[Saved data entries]
====================

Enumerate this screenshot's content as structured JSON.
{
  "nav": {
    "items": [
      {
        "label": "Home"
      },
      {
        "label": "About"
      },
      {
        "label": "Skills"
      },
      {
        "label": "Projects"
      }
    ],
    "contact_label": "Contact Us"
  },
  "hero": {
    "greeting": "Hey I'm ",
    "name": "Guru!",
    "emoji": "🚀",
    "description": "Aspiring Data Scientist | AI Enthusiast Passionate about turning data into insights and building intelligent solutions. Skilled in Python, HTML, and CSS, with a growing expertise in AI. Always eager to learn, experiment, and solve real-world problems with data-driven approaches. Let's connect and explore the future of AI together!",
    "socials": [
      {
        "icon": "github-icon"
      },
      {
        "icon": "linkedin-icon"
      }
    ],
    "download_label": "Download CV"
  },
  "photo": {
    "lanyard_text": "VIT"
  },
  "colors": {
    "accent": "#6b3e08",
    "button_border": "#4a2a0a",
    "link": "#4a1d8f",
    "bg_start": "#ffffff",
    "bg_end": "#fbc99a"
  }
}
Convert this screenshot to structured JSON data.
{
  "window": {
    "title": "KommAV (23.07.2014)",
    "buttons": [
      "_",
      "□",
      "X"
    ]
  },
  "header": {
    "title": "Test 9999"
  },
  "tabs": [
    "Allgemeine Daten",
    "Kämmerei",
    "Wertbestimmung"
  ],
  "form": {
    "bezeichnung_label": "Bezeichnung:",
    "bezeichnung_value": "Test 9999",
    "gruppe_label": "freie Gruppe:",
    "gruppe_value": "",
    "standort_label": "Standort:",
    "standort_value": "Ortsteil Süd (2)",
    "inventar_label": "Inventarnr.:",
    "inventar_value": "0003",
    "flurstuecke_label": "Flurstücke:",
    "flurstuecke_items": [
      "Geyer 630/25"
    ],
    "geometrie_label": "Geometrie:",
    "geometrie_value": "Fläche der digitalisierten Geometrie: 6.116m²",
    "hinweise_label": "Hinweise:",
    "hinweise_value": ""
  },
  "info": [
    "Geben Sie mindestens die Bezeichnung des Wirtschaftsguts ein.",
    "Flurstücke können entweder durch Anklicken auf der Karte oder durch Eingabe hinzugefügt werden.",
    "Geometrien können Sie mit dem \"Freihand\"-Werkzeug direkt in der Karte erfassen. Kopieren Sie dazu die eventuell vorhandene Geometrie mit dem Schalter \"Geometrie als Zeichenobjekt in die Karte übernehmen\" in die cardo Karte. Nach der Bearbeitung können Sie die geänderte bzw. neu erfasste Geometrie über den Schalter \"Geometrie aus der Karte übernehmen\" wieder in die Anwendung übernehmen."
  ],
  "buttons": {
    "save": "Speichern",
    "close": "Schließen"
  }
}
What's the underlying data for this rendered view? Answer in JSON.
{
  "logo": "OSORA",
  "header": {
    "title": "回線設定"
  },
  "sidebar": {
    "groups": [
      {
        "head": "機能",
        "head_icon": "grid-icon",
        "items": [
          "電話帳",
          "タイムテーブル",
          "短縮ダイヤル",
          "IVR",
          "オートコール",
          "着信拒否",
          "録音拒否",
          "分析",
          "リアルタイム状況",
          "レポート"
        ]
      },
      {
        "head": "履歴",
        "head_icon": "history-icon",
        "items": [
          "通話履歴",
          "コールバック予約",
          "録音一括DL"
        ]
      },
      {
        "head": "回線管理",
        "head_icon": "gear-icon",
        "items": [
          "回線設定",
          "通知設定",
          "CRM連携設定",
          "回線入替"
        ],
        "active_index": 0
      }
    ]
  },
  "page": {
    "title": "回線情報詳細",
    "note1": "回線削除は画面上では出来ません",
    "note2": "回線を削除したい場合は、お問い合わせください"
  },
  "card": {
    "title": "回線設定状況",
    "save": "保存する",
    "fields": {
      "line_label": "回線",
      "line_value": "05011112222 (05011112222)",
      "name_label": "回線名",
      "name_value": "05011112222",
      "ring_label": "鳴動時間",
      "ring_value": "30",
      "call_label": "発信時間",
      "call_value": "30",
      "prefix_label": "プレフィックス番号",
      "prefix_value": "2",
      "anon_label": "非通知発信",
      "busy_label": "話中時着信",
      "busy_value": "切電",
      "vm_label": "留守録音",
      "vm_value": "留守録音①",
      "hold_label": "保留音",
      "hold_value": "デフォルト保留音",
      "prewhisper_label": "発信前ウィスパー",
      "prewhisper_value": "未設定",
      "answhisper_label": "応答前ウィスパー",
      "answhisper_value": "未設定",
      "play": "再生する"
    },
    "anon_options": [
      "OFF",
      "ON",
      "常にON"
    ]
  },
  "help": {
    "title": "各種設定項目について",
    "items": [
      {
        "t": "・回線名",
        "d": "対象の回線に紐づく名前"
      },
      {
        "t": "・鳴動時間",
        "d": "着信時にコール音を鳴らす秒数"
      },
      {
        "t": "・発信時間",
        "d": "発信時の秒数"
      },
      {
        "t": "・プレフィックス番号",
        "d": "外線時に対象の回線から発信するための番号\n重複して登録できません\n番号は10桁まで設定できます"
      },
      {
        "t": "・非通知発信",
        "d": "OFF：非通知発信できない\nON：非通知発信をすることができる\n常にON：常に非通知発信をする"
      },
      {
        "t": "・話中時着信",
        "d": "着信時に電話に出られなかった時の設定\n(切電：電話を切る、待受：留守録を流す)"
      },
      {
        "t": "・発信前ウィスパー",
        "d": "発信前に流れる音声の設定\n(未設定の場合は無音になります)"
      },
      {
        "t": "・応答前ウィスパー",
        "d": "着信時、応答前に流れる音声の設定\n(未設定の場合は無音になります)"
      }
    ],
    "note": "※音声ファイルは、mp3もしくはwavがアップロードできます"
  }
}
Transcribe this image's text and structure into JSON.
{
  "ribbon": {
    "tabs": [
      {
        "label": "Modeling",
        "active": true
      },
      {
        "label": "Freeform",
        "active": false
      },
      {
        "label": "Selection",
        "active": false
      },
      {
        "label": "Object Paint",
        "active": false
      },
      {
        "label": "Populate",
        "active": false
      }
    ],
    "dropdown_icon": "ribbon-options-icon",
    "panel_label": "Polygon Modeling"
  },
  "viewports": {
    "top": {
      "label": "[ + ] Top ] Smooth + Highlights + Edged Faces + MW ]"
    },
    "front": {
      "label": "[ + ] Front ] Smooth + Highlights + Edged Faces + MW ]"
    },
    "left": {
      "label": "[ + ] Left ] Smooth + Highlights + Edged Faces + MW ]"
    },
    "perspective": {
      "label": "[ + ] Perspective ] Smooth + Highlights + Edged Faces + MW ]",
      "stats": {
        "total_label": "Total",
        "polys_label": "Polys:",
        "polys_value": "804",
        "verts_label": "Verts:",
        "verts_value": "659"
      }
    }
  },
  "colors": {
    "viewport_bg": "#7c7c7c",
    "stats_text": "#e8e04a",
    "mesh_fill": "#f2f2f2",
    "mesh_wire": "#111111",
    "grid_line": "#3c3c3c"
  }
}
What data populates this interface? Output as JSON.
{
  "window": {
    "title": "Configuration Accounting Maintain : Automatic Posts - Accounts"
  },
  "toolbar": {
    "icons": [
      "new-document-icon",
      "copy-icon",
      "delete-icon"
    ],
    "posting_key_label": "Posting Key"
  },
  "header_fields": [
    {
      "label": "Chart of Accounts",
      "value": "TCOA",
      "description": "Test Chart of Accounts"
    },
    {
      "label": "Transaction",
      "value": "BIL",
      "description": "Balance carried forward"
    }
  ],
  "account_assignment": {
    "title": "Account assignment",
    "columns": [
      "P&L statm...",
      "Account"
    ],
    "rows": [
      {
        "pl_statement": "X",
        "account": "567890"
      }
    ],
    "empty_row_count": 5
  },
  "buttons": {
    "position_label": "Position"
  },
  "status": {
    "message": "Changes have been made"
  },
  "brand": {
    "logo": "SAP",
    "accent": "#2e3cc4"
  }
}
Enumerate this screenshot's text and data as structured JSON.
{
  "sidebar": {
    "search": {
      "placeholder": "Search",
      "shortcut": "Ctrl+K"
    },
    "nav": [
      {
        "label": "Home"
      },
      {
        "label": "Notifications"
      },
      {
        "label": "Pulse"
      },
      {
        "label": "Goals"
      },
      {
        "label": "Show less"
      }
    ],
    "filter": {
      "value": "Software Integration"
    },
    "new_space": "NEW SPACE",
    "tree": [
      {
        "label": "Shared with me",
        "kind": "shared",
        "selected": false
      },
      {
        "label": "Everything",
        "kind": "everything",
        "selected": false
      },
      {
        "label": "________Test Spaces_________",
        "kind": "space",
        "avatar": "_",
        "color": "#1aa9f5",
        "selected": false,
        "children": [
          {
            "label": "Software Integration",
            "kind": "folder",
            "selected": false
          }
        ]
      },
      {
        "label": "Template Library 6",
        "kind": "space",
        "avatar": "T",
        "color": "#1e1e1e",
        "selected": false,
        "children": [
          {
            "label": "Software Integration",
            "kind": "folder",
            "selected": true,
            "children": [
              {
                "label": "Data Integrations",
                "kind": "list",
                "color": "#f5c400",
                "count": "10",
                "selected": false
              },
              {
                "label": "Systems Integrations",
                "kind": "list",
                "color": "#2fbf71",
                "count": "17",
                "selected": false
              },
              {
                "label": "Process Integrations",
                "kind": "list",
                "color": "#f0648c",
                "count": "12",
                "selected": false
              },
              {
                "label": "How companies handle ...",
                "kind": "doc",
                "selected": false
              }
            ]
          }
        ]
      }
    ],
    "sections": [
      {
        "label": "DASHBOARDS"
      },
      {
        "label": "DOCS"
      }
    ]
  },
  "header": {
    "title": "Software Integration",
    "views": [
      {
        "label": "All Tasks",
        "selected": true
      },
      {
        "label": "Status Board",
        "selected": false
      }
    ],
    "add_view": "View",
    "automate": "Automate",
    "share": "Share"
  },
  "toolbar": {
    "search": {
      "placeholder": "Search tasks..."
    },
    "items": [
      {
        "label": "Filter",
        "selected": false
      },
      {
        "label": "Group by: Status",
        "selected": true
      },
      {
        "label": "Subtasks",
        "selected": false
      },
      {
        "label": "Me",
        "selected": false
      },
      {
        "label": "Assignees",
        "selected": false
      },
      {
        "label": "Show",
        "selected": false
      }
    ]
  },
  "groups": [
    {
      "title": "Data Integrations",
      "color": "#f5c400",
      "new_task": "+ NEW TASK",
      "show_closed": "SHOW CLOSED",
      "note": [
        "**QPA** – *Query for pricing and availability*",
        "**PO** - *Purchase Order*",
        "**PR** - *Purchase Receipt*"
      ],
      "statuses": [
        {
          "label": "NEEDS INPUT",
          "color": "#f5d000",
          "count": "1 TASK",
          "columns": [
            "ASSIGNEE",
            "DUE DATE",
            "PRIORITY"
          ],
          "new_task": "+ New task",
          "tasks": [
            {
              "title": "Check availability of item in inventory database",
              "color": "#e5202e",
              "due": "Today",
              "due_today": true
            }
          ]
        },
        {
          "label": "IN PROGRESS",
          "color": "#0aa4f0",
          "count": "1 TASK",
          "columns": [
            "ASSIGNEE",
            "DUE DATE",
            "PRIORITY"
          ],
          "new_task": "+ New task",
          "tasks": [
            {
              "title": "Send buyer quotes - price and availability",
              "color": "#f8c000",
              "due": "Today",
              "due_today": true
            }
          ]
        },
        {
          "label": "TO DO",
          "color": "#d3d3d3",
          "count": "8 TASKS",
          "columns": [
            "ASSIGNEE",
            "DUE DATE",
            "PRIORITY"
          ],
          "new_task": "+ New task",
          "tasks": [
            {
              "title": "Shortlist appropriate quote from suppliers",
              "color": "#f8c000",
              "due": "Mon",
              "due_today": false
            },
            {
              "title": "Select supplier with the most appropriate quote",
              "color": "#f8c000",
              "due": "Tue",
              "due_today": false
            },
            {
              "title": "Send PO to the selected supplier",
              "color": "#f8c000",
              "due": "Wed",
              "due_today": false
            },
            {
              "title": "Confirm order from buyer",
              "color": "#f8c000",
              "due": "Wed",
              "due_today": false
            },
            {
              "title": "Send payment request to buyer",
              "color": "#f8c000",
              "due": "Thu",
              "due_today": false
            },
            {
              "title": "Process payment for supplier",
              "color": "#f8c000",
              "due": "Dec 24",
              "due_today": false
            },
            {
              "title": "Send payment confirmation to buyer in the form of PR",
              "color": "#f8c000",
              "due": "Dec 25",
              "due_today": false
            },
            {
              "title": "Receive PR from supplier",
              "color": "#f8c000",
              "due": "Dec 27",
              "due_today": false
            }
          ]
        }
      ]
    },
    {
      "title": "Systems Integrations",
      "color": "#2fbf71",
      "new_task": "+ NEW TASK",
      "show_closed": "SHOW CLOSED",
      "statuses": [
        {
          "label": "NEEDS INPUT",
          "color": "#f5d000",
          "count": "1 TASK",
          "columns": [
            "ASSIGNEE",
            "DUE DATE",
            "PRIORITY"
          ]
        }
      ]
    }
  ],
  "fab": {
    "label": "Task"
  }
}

====================

Set problem :: Find all lines with "availability" in them and copy each one.

Solution below ::
        "**QPA** – *Query for pricing and availability*",
              "title": "Check availability of item in inventory database",
              "title": "Send buyer quotes - price and availability",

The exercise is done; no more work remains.